> **GIVEN TASK**: Pick out every line in the entries below that contains the string "counterweight", and copy each one. Case counts.

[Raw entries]
════════

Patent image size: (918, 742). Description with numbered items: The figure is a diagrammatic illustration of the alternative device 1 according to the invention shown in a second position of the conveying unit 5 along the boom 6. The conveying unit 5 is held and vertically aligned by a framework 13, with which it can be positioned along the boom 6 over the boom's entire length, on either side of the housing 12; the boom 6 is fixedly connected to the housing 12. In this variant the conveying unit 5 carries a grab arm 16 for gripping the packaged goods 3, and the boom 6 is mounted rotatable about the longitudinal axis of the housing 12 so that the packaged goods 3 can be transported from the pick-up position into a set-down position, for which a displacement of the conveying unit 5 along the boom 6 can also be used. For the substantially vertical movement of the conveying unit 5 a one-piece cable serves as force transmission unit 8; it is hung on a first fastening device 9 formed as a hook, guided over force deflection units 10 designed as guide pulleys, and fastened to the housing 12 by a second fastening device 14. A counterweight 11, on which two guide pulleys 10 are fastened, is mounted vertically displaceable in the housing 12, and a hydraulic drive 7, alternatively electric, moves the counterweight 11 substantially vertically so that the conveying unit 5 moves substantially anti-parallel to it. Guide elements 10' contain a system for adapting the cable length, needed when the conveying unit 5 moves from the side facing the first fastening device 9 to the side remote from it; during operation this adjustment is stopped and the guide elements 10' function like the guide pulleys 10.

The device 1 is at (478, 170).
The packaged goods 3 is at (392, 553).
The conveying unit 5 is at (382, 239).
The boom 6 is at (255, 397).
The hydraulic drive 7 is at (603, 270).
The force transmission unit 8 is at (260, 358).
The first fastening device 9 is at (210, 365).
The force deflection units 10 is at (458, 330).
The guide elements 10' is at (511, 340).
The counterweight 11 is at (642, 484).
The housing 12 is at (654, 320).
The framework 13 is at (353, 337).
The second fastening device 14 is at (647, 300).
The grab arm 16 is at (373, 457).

════════

> **OUTPUT OF THE TASK**:
Patent image size: (918, 742). Description with numbered items: The figure is a diagrammatic illustration of the alternative device 1 according to the invention shown in a second position of the conveying unit 5 along the boom 6. The conveying unit 5 is held and vertically aligned by a framework 13, with which it can be positioned along the boom 6 over the boom's entire length, on either side of the housing 12; the boom 6 is fixedly connected to the housing 12. In this variant the conveying unit 5 carries a grab arm 16 for gripping the packaged goods 3, and the boom 6 is mounted rotatable about the longitudinal axis of the housing 12 so that the packaged goods 3 can be transported from the pick-up position into a set-down position, for which a displacement of the conveying unit 5 along the boom 6 can also be used. For the substantially vertical movement of the conveying unit 5 a one-piece cable serves as force transmission unit 8; it is hung on a first fastening device 9 formed as a hook, guided over force deflection units 10 designed as guide pulleys, and fastened to the housing 12 by a second fastening device 14. A counterweight 11, on which two guide pulleys 10 are fastened, is mounted vertically displaceable in the housing 12, and a hydraulic drive 7, alternatively electric, moves the counterweight 11 substantially vertically so that the conveying unit 5 moves substantially anti-parallel to it. Guide elements 10' contain a system for adapting the cable length, needed when the conveying unit 5 moves from the side facing the first fastening device 9 to the side remote from it; during operation this adjustment is stopped and the guide elements 10' function like the guide pulleys 10.
The counterweight 11 is at (642, 484).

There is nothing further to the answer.